Task to carry out =
In the entries below, find the lines with the word "stages" and copy them.

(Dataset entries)
***

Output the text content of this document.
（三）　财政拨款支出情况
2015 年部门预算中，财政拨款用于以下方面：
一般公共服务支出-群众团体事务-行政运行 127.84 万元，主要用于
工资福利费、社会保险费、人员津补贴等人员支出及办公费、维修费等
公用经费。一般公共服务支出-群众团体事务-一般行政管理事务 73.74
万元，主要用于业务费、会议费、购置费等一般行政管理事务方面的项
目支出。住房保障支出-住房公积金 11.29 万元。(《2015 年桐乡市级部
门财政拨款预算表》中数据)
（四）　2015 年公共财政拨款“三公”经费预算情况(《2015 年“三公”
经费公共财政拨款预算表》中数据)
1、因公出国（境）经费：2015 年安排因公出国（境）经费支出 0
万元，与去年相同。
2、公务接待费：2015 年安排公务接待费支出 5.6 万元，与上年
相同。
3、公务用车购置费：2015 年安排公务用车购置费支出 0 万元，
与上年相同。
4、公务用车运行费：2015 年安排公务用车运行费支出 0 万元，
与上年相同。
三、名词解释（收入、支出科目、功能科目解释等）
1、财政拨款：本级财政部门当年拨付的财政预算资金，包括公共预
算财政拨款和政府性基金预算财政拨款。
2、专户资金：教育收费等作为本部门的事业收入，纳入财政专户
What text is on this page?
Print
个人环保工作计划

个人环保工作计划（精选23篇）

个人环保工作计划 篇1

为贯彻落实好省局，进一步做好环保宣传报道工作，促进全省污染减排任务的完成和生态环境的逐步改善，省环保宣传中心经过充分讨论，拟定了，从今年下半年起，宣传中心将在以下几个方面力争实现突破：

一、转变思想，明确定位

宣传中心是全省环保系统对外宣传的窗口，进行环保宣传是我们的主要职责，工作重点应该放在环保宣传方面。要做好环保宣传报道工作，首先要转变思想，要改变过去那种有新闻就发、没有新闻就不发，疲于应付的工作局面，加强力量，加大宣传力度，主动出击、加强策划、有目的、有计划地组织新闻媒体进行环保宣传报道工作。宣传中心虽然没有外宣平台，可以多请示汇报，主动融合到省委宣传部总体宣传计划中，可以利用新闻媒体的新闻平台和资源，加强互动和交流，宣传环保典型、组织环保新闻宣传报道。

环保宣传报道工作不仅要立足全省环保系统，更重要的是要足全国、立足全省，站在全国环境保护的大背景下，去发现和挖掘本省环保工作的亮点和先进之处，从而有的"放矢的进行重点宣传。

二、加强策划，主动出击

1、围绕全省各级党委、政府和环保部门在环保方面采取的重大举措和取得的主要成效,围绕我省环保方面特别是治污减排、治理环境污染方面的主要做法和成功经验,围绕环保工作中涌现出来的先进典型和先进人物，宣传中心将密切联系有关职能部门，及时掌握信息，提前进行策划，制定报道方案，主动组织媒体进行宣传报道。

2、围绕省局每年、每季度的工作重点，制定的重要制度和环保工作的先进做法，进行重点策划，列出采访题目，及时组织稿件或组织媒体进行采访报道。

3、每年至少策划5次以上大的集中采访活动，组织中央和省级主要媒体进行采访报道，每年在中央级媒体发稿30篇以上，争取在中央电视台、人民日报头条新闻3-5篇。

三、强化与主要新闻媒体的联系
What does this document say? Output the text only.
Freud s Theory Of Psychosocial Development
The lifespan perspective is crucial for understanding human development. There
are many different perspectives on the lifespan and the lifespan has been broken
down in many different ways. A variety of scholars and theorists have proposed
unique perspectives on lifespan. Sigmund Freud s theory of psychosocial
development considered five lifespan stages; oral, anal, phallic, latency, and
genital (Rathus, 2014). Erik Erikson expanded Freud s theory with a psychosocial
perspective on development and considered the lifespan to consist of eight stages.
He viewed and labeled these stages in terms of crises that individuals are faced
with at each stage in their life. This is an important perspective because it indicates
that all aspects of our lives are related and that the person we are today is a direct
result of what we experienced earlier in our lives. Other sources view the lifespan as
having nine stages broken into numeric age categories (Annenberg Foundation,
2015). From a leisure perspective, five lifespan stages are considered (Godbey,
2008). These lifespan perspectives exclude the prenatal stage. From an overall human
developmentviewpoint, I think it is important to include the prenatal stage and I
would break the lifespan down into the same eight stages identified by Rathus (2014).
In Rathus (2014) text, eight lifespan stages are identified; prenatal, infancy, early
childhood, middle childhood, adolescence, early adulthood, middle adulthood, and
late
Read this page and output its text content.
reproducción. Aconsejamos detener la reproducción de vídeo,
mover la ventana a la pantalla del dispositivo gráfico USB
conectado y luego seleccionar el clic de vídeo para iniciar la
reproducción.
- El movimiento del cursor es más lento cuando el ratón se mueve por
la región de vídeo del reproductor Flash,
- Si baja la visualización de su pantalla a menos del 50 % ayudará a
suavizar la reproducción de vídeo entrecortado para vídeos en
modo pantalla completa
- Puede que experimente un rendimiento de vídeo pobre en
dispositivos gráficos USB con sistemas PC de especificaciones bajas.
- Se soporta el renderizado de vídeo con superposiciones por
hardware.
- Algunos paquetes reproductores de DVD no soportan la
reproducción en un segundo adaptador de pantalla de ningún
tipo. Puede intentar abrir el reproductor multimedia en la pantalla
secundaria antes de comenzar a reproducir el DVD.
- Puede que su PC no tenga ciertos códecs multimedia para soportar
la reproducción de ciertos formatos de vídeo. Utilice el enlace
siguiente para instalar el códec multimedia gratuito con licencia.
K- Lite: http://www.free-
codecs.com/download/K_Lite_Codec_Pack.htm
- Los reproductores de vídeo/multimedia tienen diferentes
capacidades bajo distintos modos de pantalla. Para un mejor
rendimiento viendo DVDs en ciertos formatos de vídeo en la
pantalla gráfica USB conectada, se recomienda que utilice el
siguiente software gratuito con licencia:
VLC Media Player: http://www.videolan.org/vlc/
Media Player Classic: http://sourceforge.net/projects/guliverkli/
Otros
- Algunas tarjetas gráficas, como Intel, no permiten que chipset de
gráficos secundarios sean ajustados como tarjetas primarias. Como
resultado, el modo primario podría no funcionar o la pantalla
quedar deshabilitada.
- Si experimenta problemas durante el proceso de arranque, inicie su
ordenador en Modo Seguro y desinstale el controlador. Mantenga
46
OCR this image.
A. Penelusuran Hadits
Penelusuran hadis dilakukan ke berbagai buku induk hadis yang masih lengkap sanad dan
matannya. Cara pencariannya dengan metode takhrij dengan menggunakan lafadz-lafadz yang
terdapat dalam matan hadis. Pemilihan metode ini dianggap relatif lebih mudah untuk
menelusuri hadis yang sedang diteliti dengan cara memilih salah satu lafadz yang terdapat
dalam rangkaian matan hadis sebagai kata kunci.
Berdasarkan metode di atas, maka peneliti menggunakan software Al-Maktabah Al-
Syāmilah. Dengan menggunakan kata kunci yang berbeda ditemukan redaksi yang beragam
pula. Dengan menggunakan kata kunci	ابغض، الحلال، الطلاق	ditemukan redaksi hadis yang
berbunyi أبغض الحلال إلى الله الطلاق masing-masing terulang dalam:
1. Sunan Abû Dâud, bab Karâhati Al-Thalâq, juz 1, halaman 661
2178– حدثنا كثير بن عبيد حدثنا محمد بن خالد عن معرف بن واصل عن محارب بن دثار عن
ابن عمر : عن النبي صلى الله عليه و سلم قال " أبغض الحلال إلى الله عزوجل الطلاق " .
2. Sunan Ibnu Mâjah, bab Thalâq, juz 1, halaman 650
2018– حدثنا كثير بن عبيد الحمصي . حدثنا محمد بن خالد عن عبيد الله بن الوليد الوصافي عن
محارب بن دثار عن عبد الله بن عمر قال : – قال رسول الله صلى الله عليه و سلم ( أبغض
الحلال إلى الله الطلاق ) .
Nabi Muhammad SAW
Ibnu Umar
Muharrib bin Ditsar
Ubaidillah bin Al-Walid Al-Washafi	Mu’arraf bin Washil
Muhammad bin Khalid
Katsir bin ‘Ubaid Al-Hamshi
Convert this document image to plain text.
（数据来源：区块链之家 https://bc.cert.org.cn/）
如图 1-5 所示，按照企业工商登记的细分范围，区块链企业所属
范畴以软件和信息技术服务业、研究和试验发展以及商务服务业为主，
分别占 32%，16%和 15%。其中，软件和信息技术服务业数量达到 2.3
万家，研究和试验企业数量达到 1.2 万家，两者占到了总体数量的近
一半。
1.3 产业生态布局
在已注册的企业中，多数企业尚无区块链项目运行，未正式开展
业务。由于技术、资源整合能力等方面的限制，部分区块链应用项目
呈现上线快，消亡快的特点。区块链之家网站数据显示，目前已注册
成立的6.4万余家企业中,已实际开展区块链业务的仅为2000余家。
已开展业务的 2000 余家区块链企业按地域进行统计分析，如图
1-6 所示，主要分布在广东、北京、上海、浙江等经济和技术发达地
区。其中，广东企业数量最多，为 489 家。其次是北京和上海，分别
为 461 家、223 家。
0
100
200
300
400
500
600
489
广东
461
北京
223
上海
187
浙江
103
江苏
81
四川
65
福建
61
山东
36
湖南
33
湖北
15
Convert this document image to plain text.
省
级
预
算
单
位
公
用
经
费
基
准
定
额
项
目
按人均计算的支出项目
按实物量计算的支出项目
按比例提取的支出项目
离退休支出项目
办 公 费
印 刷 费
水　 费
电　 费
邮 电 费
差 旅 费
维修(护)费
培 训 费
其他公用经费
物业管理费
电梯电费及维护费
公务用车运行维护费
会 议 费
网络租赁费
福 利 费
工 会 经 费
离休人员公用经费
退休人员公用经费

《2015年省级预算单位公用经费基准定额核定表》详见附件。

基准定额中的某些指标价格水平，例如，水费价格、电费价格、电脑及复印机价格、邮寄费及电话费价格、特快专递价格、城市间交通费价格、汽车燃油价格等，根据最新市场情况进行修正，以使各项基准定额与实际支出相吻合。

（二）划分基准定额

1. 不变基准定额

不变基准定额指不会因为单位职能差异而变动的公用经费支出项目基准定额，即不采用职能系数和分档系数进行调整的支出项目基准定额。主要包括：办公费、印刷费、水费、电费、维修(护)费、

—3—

***

Response =
development considered five lifespan stages; oral, anal, phallic, latency, and
perspective on development and considered the lifespan to consist of eight stages.
He viewed and labeled these stages in terms of crises that individuals are faced
having nine stages broken into numeric age categories (Annenberg Foundation,
2015). From a leisure perspective, five lifespan stages are considered (Godbey,
would break the lifespan down into the same eight stages identified by Rathus (2014).
In Rathus (2014) text, eight lifespan stages are identified; prenatal, infancy, early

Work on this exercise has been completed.